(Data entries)
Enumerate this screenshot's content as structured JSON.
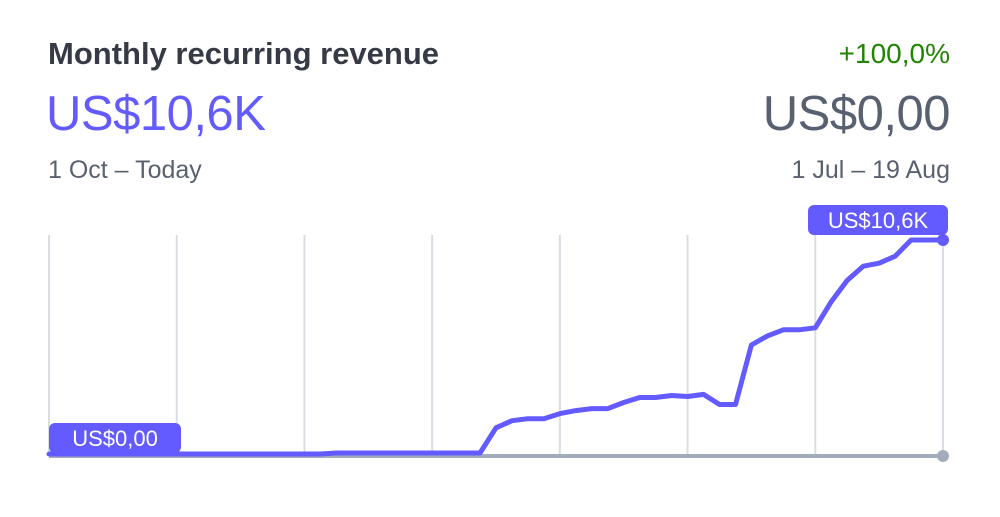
{
  "header": {
    "title": "Monthly recurring revenue",
    "change": "+100,0%",
    "current_value": "US$10,6K",
    "previous_value": "US$0,00",
    "current_range": "1 Oct – Today",
    "previous_range": "1 Jul – 19 Aug"
  },
  "colors": {
    "accent": "#635bff",
    "positive": "#228403",
    "muted_text": "#596171",
    "title_text": "#353a44",
    "grid": "#d8dee4",
    "baseline": "#a3acba"
  },
  "chart_data": {
    "type": "line",
    "title": "Monthly recurring revenue",
    "xlabel": "",
    "ylabel": "",
    "y_unit": "US$",
    "ylim": [
      0,
      10600
    ],
    "grid": "vertical",
    "legend": "none",
    "series": [
      {
        "name": "",
        "values": [
          0,
          0,
          0,
          0,
          0,
          0,
          0,
          0,
          0,
          0,
          0,
          0,
          0,
          0,
          0,
          0,
          0,
          0,
          50,
          50,
          50,
          50,
          50,
          50,
          50,
          50,
          50,
          50,
          1300,
          1650,
          1750,
          1750,
          2000,
          2150,
          2250,
          2250,
          2550,
          2800,
          2800,
          2900,
          2850,
          2950,
          2450,
          2450,
          5400,
          5850,
          6150,
          6150,
          6250,
          7550,
          8600,
          9300,
          9450,
          9800,
          10600,
          10600,
          10600
        ]
      },
      {
        "name": "",
        "values": [
          0,
          0
        ]
      }
    ],
    "annotations": [
      {
        "text": "US$0,00",
        "anchor": "start"
      },
      {
        "text": "US$10,6K",
        "anchor": "end"
      }
    ]
  }
}
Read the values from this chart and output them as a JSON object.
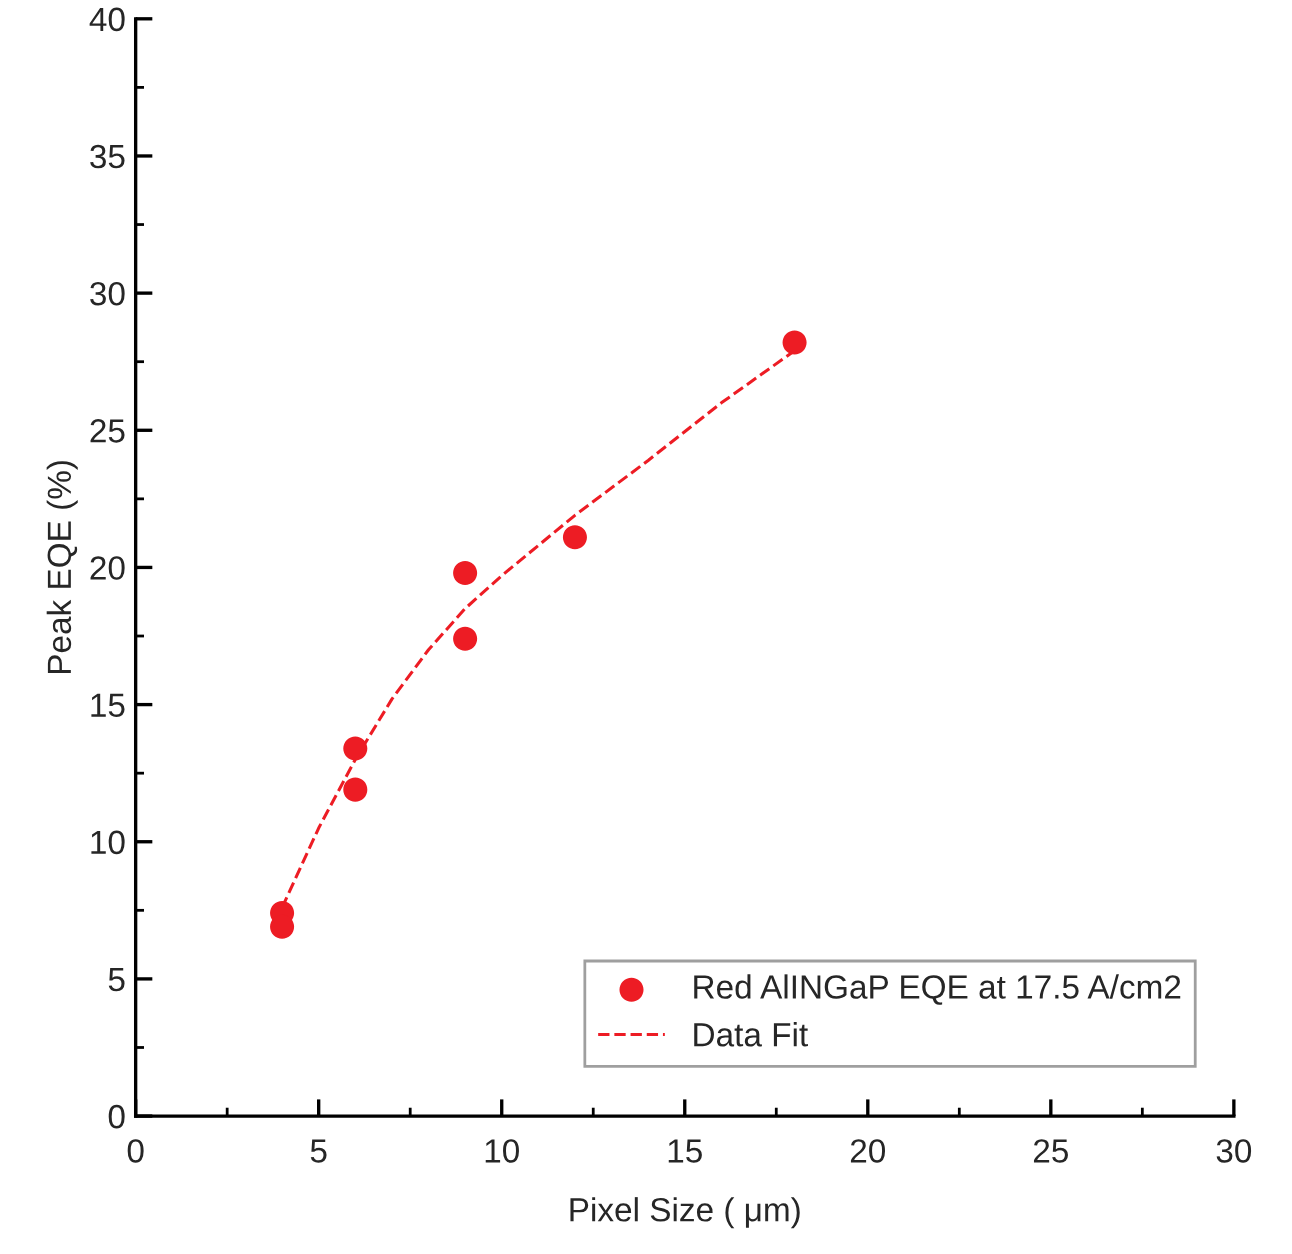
{
  "chart_data": {
    "type": "scatter",
    "xlabel": "Pixel Size ( μm)",
    "ylabel": "Peak EQE (%)",
    "xlim": [
      0,
      30
    ],
    "xticks": [
      0,
      5,
      10,
      15,
      20,
      25,
      30
    ],
    "ylim": [
      0,
      40
    ],
    "yticks": [
      0,
      5,
      10,
      15,
      20,
      25,
      30,
      35,
      40
    ],
    "grid": false,
    "legend": "bottom right",
    "series": [
      {
        "name": "Red AlINGaP EQE at 17.5 A/cm2",
        "color": "#ed1c24",
        "marker": "circle",
        "x": [
          4,
          4,
          6,
          6,
          9,
          9,
          12,
          18
        ],
        "values": [
          7.4,
          6.9,
          13.4,
          11.9,
          19.8,
          17.4,
          21.1,
          28.2
        ]
      },
      {
        "name": "Data Fit",
        "type": "line",
        "color": "#ed1c24",
        "line_style": "dashed",
        "marker": "none",
        "x": [
          4,
          5,
          6,
          7,
          8,
          9,
          10,
          12,
          14,
          16,
          18
        ],
        "values": [
          7.6,
          10.5,
          13,
          15.2,
          17,
          18.5,
          19.7,
          21.9,
          23.9,
          26,
          27.9
        ]
      }
    ]
  }
}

Stated goal> Omitting all images, print the listing exactly.

Written reply>
Enumerate this screenshot's content as structured JSON.
{
  "header": {
    "title": "Monthly recurring revenue",
    "change": "+100,0%",
    "current_value": "US$10,6K",
    "previous_value": "US$0,00",
    "current_range": "1 Oct – Today",
    "previous_range": "1 Jul – 19 Aug"
  },
  "colors": {
    "accent": "#635bff",
    "positive": "#228403",
    "muted_text": "#596171",
    "title_text": "#353a44",
    "grid": "#d8dee4",
    "baseline": "#a3acba"
  },
  "chart_data": {
    "type": "line",
    "title": "Monthly recurring revenue",
    "xlabel": "",
    "ylabel": "",
    "y_unit": "US$",
    "ylim": [
      0,
      10600
    ],
    "grid": "vertical",
    "legend": "none",
    "series": [
      {
        "name": "",
        "values": [
          0,
          0,
          0,
          0,
          0,
          0,
          0,
          0,
          0,
          0,
          0,
          0,
          0,
          0,
          0,
          0,
          0,
          0,
          50,
          50,
          50,
          50,
          50,
          50,
          50,
          50,
          50,
          50,
          1300,
          1650,
          1750,
          1750,
          2000,
          2150,
          2250,
          2250,
          2550,
          2800,
          2800,
          2900,
          2850,
          2950,
          2450,
          2450,
          5400,
          5850,
          6150,
          6150,
          6250,
          7550,
          8600,
          9300,
          9450,
          9800,
          10600,
          10600,
          10600
        ]
      },
      {
        "name": "",
        "values": [
          0,
          0
        ]
      }
    ],
    "annotations": [
      {
        "text": "US$0,00",
        "anchor": "start"
      },
      {
        "text": "US$10,6K",
        "anchor": "end"
      }
    ]
  }
}
Read the values from this chart and output them as a JSON object.
{
  "chart_data": {
    "type": "scatter",
    "xlabel": "Pixel Size ( μm)",
    "ylabel": "Peak EQE (%)",
    "xlim": [
      0,
      30
    ],
    "xticks": [
      0,
      5,
      10,
      15,
      20,
      25,
      30
    ],
    "ylim": [
      0,
      40
    ],
    "yticks": [
      0,
      5,
      10,
      15,
      20,
      25,
      30,
      35,
      40
    ],
    "grid": false,
    "legend": "bottom right",
    "series": [
      {
        "name": "Red AlINGaP EQE at 17.5 A/cm2",
        "color": "#ed1c24",
        "marker": "circle",
        "x": [
          4,
          4,
          6,
          6,
          9,
          9,
          12,
          18
        ],
        "values": [
          7.4,
          6.9,
          13.4,
          11.9,
          19.8,
          17.4,
          21.1,
          28.2
        ]
      },
      {
        "name": "Data Fit",
        "type": "line",
        "color": "#ed1c24",
        "line_style": "dashed",
        "marker": "none",
        "x": [
          4,
          5,
          6,
          7,
          8,
          9,
          10,
          12,
          14,
          16,
          18
        ],
        "values": [
          7.6,
          10.5,
          13,
          15.2,
          17,
          18.5,
          19.7,
          21.9,
          23.9,
          26,
          27.9
        ]
      }
    ]
  }
}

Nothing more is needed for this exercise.